begin

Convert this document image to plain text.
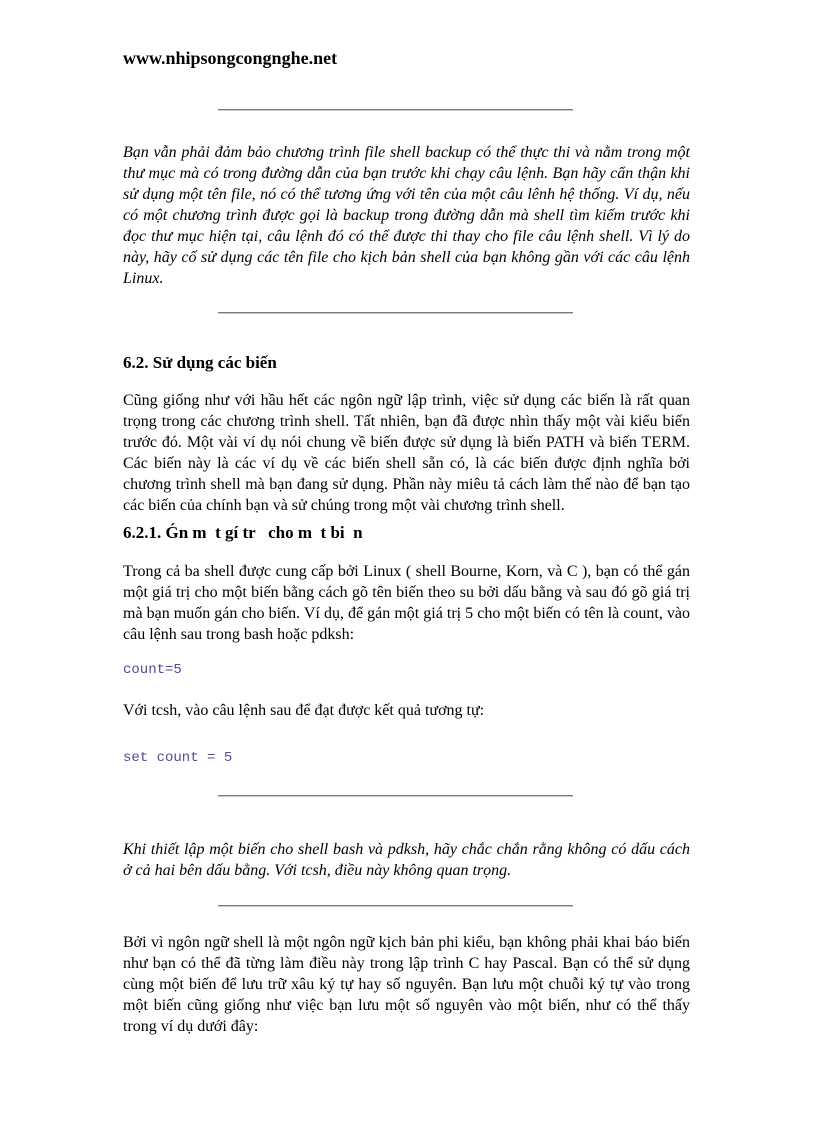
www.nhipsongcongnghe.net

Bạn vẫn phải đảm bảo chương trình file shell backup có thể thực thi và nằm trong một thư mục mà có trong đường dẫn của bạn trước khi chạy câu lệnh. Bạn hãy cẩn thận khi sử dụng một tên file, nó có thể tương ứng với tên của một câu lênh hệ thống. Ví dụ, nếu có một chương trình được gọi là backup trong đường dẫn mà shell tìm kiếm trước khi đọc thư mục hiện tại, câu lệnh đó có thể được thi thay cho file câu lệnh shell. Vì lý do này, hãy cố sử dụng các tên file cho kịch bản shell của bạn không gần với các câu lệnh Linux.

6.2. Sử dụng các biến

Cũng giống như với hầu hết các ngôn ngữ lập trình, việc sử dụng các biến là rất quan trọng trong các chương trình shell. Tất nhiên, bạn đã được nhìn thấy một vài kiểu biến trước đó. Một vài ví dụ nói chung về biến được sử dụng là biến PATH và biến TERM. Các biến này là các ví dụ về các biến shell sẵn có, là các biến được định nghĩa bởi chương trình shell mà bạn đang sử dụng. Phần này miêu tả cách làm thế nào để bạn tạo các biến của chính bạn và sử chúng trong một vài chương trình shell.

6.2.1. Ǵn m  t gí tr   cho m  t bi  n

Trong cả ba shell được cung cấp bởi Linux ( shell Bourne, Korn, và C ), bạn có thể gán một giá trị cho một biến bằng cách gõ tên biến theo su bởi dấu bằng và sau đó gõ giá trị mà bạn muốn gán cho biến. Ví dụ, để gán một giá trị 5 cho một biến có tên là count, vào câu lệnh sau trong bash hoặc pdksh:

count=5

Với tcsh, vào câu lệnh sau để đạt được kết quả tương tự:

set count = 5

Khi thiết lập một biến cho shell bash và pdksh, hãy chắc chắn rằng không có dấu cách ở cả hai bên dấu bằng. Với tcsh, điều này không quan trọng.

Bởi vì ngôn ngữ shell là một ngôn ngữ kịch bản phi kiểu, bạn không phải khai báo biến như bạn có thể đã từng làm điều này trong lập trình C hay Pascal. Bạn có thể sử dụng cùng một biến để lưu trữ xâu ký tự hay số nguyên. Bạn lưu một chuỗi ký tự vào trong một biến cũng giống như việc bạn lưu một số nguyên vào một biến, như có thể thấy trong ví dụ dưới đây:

end
begin

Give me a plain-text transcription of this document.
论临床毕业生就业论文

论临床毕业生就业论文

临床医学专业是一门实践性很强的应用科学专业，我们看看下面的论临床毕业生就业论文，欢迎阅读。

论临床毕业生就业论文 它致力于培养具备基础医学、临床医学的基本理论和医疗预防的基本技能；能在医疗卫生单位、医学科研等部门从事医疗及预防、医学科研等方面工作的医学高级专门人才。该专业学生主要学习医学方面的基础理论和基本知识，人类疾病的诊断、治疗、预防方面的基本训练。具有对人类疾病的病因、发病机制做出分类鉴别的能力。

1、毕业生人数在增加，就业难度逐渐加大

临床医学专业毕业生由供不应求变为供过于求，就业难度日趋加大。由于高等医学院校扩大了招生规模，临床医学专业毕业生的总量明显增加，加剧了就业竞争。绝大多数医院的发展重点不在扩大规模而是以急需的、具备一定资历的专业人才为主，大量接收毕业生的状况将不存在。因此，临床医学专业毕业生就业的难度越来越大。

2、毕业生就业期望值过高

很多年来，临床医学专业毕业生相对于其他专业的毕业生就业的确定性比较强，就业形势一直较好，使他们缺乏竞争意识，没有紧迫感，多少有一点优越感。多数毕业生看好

end
begin

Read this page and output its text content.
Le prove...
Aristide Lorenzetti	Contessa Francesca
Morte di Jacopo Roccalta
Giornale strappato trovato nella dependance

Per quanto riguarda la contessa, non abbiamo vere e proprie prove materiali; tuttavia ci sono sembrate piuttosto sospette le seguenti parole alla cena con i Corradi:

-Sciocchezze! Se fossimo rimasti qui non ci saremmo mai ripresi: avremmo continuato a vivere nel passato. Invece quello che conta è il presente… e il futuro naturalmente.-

end

DO THIS -
Please list every line of the records that contains "text".

CORRECT ANSWER -
Convert this document image to plain text.
Give me a plain-text transcription of this document.
Read this page and output its text content.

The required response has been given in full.